■ **AIM**
Can you reproduce every one of the following rows, character for character and in the same order?

■ **DATASET RECORDS**
┏━━
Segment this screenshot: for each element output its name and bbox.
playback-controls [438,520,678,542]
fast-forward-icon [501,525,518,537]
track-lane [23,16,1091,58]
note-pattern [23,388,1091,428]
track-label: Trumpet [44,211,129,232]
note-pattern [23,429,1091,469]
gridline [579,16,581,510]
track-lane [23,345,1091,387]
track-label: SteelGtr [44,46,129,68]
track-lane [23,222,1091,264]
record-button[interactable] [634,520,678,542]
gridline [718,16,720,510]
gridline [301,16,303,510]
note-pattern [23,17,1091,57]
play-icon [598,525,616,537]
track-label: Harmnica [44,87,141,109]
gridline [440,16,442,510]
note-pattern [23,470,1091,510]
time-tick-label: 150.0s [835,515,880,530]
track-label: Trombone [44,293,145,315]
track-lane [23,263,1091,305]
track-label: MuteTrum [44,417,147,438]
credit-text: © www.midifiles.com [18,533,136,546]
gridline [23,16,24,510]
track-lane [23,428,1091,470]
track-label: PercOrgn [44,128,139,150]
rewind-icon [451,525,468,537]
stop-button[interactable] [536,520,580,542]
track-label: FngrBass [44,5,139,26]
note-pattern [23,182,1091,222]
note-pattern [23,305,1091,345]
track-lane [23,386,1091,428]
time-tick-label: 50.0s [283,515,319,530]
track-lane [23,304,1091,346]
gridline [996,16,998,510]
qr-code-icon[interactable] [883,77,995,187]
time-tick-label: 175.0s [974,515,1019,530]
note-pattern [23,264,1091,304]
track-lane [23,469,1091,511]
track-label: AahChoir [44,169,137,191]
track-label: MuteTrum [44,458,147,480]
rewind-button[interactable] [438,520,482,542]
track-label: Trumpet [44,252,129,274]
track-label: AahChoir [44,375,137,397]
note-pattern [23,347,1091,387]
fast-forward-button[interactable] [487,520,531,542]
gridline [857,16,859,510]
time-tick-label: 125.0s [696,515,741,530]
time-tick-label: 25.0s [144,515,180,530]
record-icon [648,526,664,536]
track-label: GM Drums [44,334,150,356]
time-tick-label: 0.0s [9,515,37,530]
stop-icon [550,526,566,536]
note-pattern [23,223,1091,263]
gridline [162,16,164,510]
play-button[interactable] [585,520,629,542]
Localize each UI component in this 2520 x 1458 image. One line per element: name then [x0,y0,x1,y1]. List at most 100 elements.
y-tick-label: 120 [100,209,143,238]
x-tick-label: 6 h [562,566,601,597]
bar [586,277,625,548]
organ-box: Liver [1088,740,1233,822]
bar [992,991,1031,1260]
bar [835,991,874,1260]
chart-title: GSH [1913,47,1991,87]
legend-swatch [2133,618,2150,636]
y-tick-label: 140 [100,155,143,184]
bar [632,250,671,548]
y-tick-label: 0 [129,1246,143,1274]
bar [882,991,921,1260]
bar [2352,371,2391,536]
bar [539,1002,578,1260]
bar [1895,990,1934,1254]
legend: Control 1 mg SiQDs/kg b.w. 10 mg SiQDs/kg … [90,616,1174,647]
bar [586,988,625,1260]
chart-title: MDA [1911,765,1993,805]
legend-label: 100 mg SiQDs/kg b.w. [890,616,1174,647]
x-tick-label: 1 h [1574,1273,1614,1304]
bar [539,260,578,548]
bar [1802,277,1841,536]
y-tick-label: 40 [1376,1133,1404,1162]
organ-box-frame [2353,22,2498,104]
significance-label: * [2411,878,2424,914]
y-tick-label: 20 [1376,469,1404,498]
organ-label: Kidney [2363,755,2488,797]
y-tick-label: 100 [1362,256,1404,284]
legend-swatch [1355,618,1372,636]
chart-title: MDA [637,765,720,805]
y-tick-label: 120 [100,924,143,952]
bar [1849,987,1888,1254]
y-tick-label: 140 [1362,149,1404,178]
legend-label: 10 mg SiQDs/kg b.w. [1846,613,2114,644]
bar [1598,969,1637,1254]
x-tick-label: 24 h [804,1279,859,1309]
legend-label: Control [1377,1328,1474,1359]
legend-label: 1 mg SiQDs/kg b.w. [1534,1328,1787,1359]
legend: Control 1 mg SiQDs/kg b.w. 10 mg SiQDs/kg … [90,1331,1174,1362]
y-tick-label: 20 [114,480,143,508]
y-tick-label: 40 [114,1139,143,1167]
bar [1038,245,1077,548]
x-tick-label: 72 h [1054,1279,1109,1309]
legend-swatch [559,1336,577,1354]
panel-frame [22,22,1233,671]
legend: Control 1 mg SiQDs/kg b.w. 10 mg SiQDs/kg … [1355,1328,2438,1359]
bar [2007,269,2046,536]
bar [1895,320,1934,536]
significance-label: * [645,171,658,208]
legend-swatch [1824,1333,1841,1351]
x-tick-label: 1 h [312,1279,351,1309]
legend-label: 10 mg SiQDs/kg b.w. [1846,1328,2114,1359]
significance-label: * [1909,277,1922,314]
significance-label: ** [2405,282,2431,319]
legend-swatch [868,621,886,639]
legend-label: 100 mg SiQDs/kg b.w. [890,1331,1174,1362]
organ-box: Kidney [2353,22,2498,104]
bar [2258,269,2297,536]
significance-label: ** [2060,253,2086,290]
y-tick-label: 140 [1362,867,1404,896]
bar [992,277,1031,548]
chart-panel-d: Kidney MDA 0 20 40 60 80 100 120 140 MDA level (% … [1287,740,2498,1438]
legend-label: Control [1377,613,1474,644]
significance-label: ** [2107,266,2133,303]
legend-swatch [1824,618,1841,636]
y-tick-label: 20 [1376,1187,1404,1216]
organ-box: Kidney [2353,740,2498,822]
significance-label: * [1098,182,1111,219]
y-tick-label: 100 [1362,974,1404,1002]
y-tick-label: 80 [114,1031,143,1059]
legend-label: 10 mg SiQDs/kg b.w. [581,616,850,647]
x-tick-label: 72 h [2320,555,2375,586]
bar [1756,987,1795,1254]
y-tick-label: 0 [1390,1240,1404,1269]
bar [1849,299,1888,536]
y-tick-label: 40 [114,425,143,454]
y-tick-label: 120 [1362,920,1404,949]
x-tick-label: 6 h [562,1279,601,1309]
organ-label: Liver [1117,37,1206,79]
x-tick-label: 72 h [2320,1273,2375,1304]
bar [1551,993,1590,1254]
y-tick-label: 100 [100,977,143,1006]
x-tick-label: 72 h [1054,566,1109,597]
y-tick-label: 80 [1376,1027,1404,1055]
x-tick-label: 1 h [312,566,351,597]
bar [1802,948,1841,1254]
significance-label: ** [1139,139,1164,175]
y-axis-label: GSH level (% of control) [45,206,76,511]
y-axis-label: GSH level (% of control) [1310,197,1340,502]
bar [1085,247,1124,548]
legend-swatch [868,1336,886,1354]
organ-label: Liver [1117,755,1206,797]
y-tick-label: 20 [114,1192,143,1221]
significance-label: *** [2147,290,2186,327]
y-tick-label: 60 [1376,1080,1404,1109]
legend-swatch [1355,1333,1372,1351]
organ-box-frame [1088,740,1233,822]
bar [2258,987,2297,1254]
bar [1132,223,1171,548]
┗━━
■ **EXPECTED OUTPUT**
Segment this screenshot: for each element output its name and bbox.
playback-controls [438,520,678,542]
fast-forward-icon [501,525,518,537]
track-lane [23,16,1091,58]
note-pattern [23,388,1091,428]
track-label: Trumpet [44,211,129,232]
note-pattern [23,429,1091,469]
gridline [579,16,581,510]
track-lane [23,345,1091,387]
track-label: SteelGtr [44,46,129,68]
track-lane [23,222,1091,264]
record-button[interactable] [634,520,678,542]
gridline [718,16,720,510]
gridline [301,16,303,510]
note-pattern [23,17,1091,57]
play-icon [598,525,616,537]
track-label: Harmnica [44,87,141,109]
gridline [440,16,442,510]
note-pattern [23,470,1091,510]
time-tick-label: 150.0s [835,515,880,530]
track-label: Trombone [44,293,145,315]
track-lane [23,263,1091,305]
track-label: MuteTrum [44,417,147,438]
credit-text: © www.midifiles.com [18,533,136,546]
gridline [23,16,24,510]
track-lane [23,428,1091,470]
track-label: PercOrgn [44,128,139,150]
rewind-icon [451,525,468,537]
stop-button[interactable] [536,520,580,542]
track-label: FngrBass [44,5,139,26]
note-pattern [23,182,1091,222]
note-pattern [23,305,1091,345]
track-lane [23,386,1091,428]
time-tick-label: 50.0s [283,515,319,530]
track-lane [23,304,1091,346]
gridline [996,16,998,510]
qr-code-icon[interactable] [883,77,995,187]
time-tick-label: 175.0s [974,515,1019,530]
note-pattern [23,264,1091,304]
track-lane [23,469,1091,511]
track-label: AahChoir [44,169,137,191]
track-label: MuteTrum [44,458,147,480]
rewind-button[interactable] [438,520,482,542]
track-label: Trumpet [44,252,129,274]
track-label: AahChoir [44,375,137,397]
note-pattern [23,347,1091,387]
fast-forward-button[interactable] [487,520,531,542]
gridline [857,16,859,510]
time-tick-label: 125.0s [696,515,741,530]
time-tick-label: 25.0s [144,515,180,530]
record-icon [648,526,664,536]
track-label: GM Drums [44,334,150,356]
time-tick-label: 0.0s [9,515,37,530]
stop-icon [550,526,566,536]
note-pattern [23,223,1091,263]
gridline [162,16,164,510]
play-button[interactable] [585,520,629,542]
Localize each UI component in this 2520 x 1458 image. One line per element: name then [x0,y0,x1,y1]. List at most 100 elements.
y-tick-label: 120 [100,209,143,238]
x-tick-label: 6 h [562,566,601,597]
bar [586,277,625,548]
organ-box: Liver [1088,740,1233,822]
bar [992,991,1031,1260]
bar [835,991,874,1260]
chart-title: GSH [1913,47,1991,87]
legend-swatch [2133,618,2150,636]
y-tick-label: 140 [100,155,143,184]
bar [632,250,671,548]
y-tick-label: 0 [129,1246,143,1274]
bar [882,991,921,1260]
bar [2352,371,2391,536]
bar [539,1002,578,1260]
bar [1895,990,1934,1254]
legend: Control 1 mg SiQDs/kg b.w. 10 mg SiQDs/kg … [90,616,1174,647]
bar [586,988,625,1260]
chart-title: MDA [1911,765,1993,805]
legend-label: 100 mg SiQDs/kg b.w. [890,616,1174,647]
x-tick-label: 1 h [1574,1273,1614,1304]
bar [539,260,578,548]
bar [1802,277,1841,536]
y-tick-label: 40 [1376,1133,1404,1162]
organ-box-frame [2353,22,2498,104]
significance-label: * [2411,878,2424,914]
y-tick-label: 20 [1376,469,1404,498]
organ-label: Kidney [2363,755,2488,797]
y-tick-label: 100 [1362,256,1404,284]
legend-swatch [1355,618,1372,636]
chart-title: MDA [637,765,720,805]
y-tick-label: 120 [100,924,143,952]
bar [1849,987,1888,1254]
y-tick-label: 140 [1362,149,1404,178]
legend-label: 10 mg SiQDs/kg b.w. [1846,613,2114,644]
bar [1598,969,1637,1254]
x-tick-label: 24 h [804,1279,859,1309]
legend-label: Control [1377,1328,1474,1359]
legend-label: 1 mg SiQDs/kg b.w. [1534,1328,1787,1359]
legend: Control 1 mg SiQDs/kg b.w. 10 mg SiQDs/kg … [90,1331,1174,1362]
y-tick-label: 20 [114,480,143,508]
y-tick-label: 40 [114,1139,143,1167]
bar [1038,245,1077,548]
x-tick-label: 72 h [1054,1279,1109,1309]
legend-swatch [559,1336,577,1354]
panel-frame [22,22,1233,671]
legend: Control 1 mg SiQDs/kg b.w. 10 mg SiQDs/kg … [1355,1328,2438,1359]
bar [2007,269,2046,536]
bar [1895,320,1934,536]
significance-label: * [645,171,658,208]
legend-swatch [1824,1333,1841,1351]
x-tick-label: 1 h [312,1279,351,1309]
legend-label: 10 mg SiQDs/kg b.w. [1846,1328,2114,1359]
significance-label: * [1909,277,1922,314]
significance-label: ** [2405,282,2431,319]
legend-swatch [868,621,886,639]
legend-label: 100 mg SiQDs/kg b.w. [890,1331,1174,1362]
organ-box: Kidney [2353,22,2498,104]
bar [2258,269,2297,536]
significance-label: ** [2060,253,2086,290]
y-tick-label: 140 [1362,867,1404,896]
bar [992,277,1031,548]
chart-panel-d: Kidney MDA 0 20 40 60 80 100 120 140 MDA level (% … [1287,740,2498,1438]
legend-label: Control [1377,613,1474,644]
significance-label: ** [2107,266,2133,303]
legend-swatch [1824,618,1841,636]
y-tick-label: 20 [1376,1187,1404,1216]
organ-box: Kidney [2353,740,2498,822]
significance-label: * [1098,182,1111,219]
y-tick-label: 100 [1362,974,1404,1002]
y-tick-label: 80 [114,1031,143,1059]
legend-label: 10 mg SiQDs/kg b.w. [581,616,850,647]
x-tick-label: 72 h [2320,555,2375,586]
bar [1756,987,1795,1254]
y-tick-label: 0 [1390,1240,1404,1269]
bar [1849,299,1888,536]
y-tick-label: 40 [114,425,143,454]
y-tick-label: 120 [1362,920,1404,949]
x-tick-label: 6 h [562,1279,601,1309]
organ-label: Liver [1117,37,1206,79]
x-tick-label: 72 h [2320,1273,2375,1304]
bar [1551,993,1590,1254]
y-tick-label: 100 [100,977,143,1006]
x-tick-label: 72 h [1054,566,1109,597]
y-tick-label: 80 [1376,1027,1404,1055]
x-tick-label: 1 h [312,566,351,597]
bar [1802,948,1841,1254]
significance-label: ** [1139,139,1164,175]
y-axis-label: GSH level (% of control) [45,206,76,511]
y-axis-label: GSH level (% of control) [1310,197,1340,502]
bar [1085,247,1124,548]
legend-swatch [868,1336,886,1354]
organ-label: Liver [1117,755,1206,797]
y-tick-label: 20 [114,1192,143,1221]
significance-label: *** [2147,290,2186,327]
y-tick-label: 60 [1376,1080,1404,1109]
legend-swatch [1355,1333,1372,1351]
organ-box-frame [1088,740,1233,822]
bar [2258,987,2297,1254]
bar [1132,223,1171,548]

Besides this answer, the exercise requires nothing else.